__Written task__:
Below are some records; give them all again exactly, but not the pictures.

__Extracted information__:

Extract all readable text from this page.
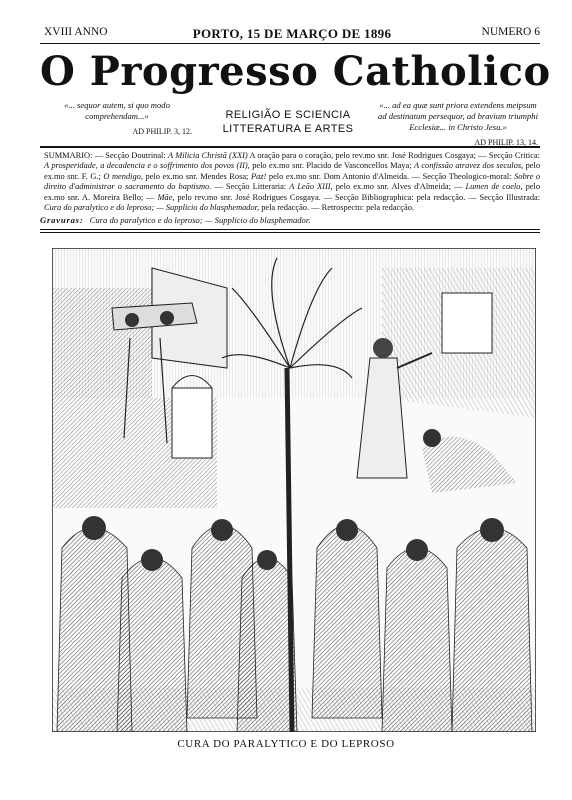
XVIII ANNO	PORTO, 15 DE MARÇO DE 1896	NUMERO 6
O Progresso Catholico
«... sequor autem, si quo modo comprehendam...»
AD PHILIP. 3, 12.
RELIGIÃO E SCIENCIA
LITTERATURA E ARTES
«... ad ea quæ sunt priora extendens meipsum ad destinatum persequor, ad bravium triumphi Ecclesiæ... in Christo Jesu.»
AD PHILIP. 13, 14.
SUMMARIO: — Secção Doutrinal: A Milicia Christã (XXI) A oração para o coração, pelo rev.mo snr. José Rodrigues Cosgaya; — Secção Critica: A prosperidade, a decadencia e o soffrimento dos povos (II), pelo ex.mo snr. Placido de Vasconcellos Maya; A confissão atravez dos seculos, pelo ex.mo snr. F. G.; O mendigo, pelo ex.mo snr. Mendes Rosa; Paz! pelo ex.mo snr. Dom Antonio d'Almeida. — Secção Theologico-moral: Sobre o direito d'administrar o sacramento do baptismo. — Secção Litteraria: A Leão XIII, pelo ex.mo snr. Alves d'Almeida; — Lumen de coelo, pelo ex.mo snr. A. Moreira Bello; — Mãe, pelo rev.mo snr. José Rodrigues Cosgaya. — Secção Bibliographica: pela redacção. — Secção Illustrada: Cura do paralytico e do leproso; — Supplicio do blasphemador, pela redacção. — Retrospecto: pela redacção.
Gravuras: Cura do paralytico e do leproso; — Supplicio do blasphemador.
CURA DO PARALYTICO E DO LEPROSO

__Task answer__:
Extract all readable text from this page.
XVIII ANNO	PORTO, 15 DE MARÇO DE 1896	NUMERO 6
O Progresso Catholico
«... sequor autem, si quo modo comprehendam...»
AD PHILIP. 3, 12.
RELIGIÃO E SCIENCIA
LITTERATURA E ARTES
«... ad ea quæ sunt priora extendens meipsum ad destinatum persequor, ad bravium triumphi Ecclesiæ... in Christo Jesu.»
AD PHILIP. 13, 14.
SUMMARIO: — Secção Doutrinal: A Milicia Christã (XXI) A oração para o coração, pelo rev.mo snr. José Rodrigues Cosgaya; — Secção Critica: A prosperidade, a decadencia e o soffrimento dos povos (II), pelo ex.mo snr. Placido de Vasconcellos Maya; A confissão atravez dos seculos, pelo ex.mo snr. F. G.; O mendigo, pelo ex.mo snr. Mendes Rosa; Paz! pelo ex.mo snr. Dom Antonio d'Almeida. — Secção Theologico-moral: Sobre o direito d'administrar o sacramento do baptismo. — Secção Litteraria: A Leão XIII, pelo ex.mo snr. Alves d'Almeida; — Lumen de coelo, pelo ex.mo snr. A. Moreira Bello; — Mãe, pelo rev.mo snr. José Rodrigues Cosgaya. — Secção Bibliographica: pela redacção. — Secção Illustrada: Cura do paralytico e do leproso; — Supplicio do blasphemador, pela redacção. — Retrospecto: pela redacção.
Gravuras: Cura do paralytico e do leproso; — Supplicio do blasphemador.
CURA DO PARALYTICO E DO LEPROSO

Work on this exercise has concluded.